Do this: Each record is to be transcribed exactly.

Stored data entries:

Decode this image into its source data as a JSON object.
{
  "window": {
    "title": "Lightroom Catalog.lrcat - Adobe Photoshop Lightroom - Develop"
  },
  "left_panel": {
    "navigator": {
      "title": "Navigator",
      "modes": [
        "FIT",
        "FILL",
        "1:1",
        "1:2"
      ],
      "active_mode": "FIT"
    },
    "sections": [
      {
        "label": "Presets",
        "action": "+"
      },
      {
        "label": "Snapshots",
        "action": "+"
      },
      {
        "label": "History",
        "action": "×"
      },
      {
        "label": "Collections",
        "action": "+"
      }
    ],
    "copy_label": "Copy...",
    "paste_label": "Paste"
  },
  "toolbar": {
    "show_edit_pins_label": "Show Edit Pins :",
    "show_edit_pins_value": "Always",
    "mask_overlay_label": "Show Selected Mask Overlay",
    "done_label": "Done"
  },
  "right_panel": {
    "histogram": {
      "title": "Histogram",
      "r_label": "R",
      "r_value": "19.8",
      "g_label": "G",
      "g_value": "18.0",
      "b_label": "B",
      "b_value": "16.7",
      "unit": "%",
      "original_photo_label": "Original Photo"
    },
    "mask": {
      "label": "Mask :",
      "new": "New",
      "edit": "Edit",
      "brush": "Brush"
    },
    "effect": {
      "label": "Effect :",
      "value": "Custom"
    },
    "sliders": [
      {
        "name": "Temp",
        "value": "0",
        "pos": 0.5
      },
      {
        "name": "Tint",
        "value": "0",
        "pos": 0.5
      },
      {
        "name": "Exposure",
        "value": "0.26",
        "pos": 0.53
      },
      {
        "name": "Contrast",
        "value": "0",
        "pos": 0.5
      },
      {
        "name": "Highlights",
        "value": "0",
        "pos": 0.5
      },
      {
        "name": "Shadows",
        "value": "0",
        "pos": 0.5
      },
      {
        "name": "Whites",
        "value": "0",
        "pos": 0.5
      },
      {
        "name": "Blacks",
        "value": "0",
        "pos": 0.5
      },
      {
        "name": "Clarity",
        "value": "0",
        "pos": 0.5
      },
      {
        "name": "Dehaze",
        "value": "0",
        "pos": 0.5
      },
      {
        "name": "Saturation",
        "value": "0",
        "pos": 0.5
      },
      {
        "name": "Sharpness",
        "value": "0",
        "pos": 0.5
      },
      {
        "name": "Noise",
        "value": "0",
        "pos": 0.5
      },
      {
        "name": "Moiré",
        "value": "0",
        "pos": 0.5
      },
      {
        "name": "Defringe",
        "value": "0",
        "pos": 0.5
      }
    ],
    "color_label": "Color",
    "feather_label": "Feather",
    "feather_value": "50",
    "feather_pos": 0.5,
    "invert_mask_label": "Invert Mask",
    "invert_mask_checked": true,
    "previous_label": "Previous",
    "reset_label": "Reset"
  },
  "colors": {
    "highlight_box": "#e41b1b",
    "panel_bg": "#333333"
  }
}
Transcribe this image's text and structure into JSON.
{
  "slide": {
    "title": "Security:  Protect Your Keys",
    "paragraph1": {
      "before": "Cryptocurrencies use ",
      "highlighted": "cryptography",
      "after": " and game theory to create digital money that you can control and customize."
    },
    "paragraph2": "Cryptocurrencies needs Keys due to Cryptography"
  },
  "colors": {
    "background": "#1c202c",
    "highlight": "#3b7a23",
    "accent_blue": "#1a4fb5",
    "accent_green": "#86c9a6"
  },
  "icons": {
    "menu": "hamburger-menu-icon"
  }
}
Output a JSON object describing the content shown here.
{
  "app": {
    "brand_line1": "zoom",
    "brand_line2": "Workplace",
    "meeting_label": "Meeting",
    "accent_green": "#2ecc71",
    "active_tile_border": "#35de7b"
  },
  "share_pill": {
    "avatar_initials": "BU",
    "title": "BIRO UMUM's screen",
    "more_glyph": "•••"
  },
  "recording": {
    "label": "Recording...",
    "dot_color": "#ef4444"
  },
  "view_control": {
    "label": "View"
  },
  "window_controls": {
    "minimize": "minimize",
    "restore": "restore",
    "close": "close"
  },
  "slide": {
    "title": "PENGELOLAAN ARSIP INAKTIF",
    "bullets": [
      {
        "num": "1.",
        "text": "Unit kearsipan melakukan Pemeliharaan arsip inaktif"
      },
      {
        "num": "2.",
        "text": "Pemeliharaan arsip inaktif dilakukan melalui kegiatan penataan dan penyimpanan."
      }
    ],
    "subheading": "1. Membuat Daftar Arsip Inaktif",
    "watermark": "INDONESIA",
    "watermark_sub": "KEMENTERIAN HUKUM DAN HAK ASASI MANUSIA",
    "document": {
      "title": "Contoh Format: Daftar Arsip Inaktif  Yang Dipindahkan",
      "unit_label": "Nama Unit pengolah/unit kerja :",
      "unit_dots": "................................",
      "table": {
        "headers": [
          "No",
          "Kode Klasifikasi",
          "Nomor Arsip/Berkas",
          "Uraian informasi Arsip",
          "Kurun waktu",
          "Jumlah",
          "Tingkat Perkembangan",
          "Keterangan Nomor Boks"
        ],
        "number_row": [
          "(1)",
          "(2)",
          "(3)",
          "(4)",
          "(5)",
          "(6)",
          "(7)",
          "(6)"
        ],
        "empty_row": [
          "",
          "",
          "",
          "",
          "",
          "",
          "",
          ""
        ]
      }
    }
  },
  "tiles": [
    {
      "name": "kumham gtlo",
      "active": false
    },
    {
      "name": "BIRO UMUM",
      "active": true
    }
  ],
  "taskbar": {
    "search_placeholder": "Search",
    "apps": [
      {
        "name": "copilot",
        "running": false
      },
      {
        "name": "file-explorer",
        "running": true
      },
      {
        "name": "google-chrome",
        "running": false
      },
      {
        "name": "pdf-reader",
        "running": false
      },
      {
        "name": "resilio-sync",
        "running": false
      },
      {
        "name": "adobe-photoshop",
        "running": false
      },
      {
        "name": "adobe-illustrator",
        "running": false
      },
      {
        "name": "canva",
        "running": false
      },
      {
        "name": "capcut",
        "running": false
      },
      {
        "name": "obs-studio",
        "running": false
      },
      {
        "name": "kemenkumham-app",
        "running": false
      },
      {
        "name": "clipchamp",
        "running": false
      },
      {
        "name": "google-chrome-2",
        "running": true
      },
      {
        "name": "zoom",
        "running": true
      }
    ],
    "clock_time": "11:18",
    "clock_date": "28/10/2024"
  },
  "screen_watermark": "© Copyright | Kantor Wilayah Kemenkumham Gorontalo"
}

Output of the exercise:
Decode this image into its source data as a JSON object.
{
  "window": {
    "title": "Lightroom Catalog.lrcat - Adobe Photoshop Lightroom - Develop"
  },
  "left_panel": {
    "navigator": {
      "title": "Navigator",
      "modes": [
        "FIT",
        "FILL",
        "1:1",
        "1:2"
      ],
      "active_mode": "FIT"
    },
    "sections": [
      {
        "label": "Presets",
        "action": "+"
      },
      {
        "label": "Snapshots",
        "action": "+"
      },
      {
        "label": "History",
        "action": "×"
      },
      {
        "label": "Collections",
        "action": "+"
      }
    ],
    "copy_label": "Copy...",
    "paste_label": "Paste"
  },
  "toolbar": {
    "show_edit_pins_label": "Show Edit Pins :",
    "show_edit_pins_value": "Always",
    "mask_overlay_label": "Show Selected Mask Overlay",
    "done_label": "Done"
  },
  "right_panel": {
    "histogram": {
      "title": "Histogram",
      "r_label": "R",
      "r_value": "19.8",
      "g_label": "G",
      "g_value": "18.0",
      "b_label": "B",
      "b_value": "16.7",
      "unit": "%",
      "original_photo_label": "Original Photo"
    },
    "mask": {
      "label": "Mask :",
      "new": "New",
      "edit": "Edit",
      "brush": "Brush"
    },
    "effect": {
      "label": "Effect :",
      "value": "Custom"
    },
    "sliders": [
      {
        "name": "Temp",
        "value": "0",
        "pos": 0.5
      },
      {
        "name": "Tint",
        "value": "0",
        "pos": 0.5
      },
      {
        "name": "Exposure",
        "value": "0.26",
        "pos": 0.53
      },
      {
        "name": "Contrast",
        "value": "0",
        "pos": 0.5
      },
      {
        "name": "Highlights",
        "value": "0",
        "pos": 0.5
      },
      {
        "name": "Shadows",
        "value": "0",
        "pos": 0.5
      },
      {
        "name": "Whites",
        "value": "0",
        "pos": 0.5
      },
      {
        "name": "Blacks",
        "value": "0",
        "pos": 0.5
      },
      {
        "name": "Clarity",
        "value": "0",
        "pos": 0.5
      },
      {
        "name": "Dehaze",
        "value": "0",
        "pos": 0.5
      },
      {
        "name": "Saturation",
        "value": "0",
        "pos": 0.5
      },
      {
        "name": "Sharpness",
        "value": "0",
        "pos": 0.5
      },
      {
        "name": "Noise",
        "value": "0",
        "pos": 0.5
      },
      {
        "name": "Moiré",
        "value": "0",
        "pos": 0.5
      },
      {
        "name": "Defringe",
        "value": "0",
        "pos": 0.5
      }
    ],
    "color_label": "Color",
    "feather_label": "Feather",
    "feather_value": "50",
    "feather_pos": 0.5,
    "invert_mask_label": "Invert Mask",
    "invert_mask_checked": true,
    "previous_label": "Previous",
    "reset_label": "Reset"
  },
  "colors": {
    "highlight_box": "#e41b1b",
    "panel_bg": "#333333"
  }
}
Transcribe this image's text and structure into JSON.
{
  "slide": {
    "title": "Security:  Protect Your Keys",
    "paragraph1": {
      "before": "Cryptocurrencies use ",
      "highlighted": "cryptography",
      "after": " and game theory to create digital money that you can control and customize."
    },
    "paragraph2": "Cryptocurrencies needs Keys due to Cryptography"
  },
  "colors": {
    "background": "#1c202c",
    "highlight": "#3b7a23",
    "accent_blue": "#1a4fb5",
    "accent_green": "#86c9a6"
  },
  "icons": {
    "menu": "hamburger-menu-icon"
  }
}
Output a JSON object describing the content shown here.
{
  "app": {
    "brand_line1": "zoom",
    "brand_line2": "Workplace",
    "meeting_label": "Meeting",
    "accent_green": "#2ecc71",
    "active_tile_border": "#35de7b"
  },
  "share_pill": {
    "avatar_initials": "BU",
    "title": "BIRO UMUM's screen",
    "more_glyph": "•••"
  },
  "recording": {
    "label": "Recording...",
    "dot_color": "#ef4444"
  },
  "view_control": {
    "label": "View"
  },
  "window_controls": {
    "minimize": "minimize",
    "restore": "restore",
    "close": "close"
  },
  "slide": {
    "title": "PENGELOLAAN ARSIP INAKTIF",
    "bullets": [
      {
        "num": "1.",
        "text": "Unit kearsipan melakukan Pemeliharaan arsip inaktif"
      },
      {
        "num": "2.",
        "text": "Pemeliharaan arsip inaktif dilakukan melalui kegiatan penataan dan penyimpanan."
      }
    ],
    "subheading": "1. Membuat Daftar Arsip Inaktif",
    "watermark": "INDONESIA",
    "watermark_sub": "KEMENTERIAN HUKUM DAN HAK ASASI MANUSIA",
    "document": {
      "title": "Contoh Format: Daftar Arsip Inaktif  Yang Dipindahkan",
      "unit_label": "Nama Unit pengolah/unit kerja :",
      "unit_dots": "................................",
      "table": {
        "headers": [
          "No",
          "Kode Klasifikasi",
          "Nomor Arsip/Berkas",
          "Uraian informasi Arsip",
          "Kurun waktu",
          "Jumlah",
          "Tingkat Perkembangan",
          "Keterangan Nomor Boks"
        ],
        "number_row": [
          "(1)",
          "(2)",
          "(3)",
          "(4)",
          "(5)",
          "(6)",
          "(7)",
          "(6)"
        ],
        "empty_row": [
          "",
          "",
          "",
          "",
          "",
          "",
          "",
          ""
        ]
      }
    }
  },
  "tiles": [
    {
      "name": "kumham gtlo",
      "active": false
    },
    {
      "name": "BIRO UMUM",
      "active": true
    }
  ],
  "taskbar": {
    "search_placeholder": "Search",
    "apps": [
      {
        "name": "copilot",
        "running": false
      },
      {
        "name": "file-explorer",
        "running": true
      },
      {
        "name": "google-chrome",
        "running": false
      },
      {
        "name": "pdf-reader",
        "running": false
      },
      {
        "name": "resilio-sync",
        "running": false
      },
      {
        "name": "adobe-photoshop",
        "running": false
      },
      {
        "name": "adobe-illustrator",
        "running": false
      },
      {
        "name": "canva",
        "running": false
      },
      {
        "name": "capcut",
        "running": false
      },
      {
        "name": "obs-studio",
        "running": false
      },
      {
        "name": "kemenkumham-app",
        "running": false
      },
      {
        "name": "clipchamp",
        "running": false
      },
      {
        "name": "google-chrome-2",
        "running": true
      },
      {
        "name": "zoom",
        "running": true
      }
    ],
    "clock_time": "11:18",
    "clock_date": "28/10/2024"
  },
  "screen_watermark": "© Copyright | Kantor Wilayah Kemenkumham Gorontalo"
}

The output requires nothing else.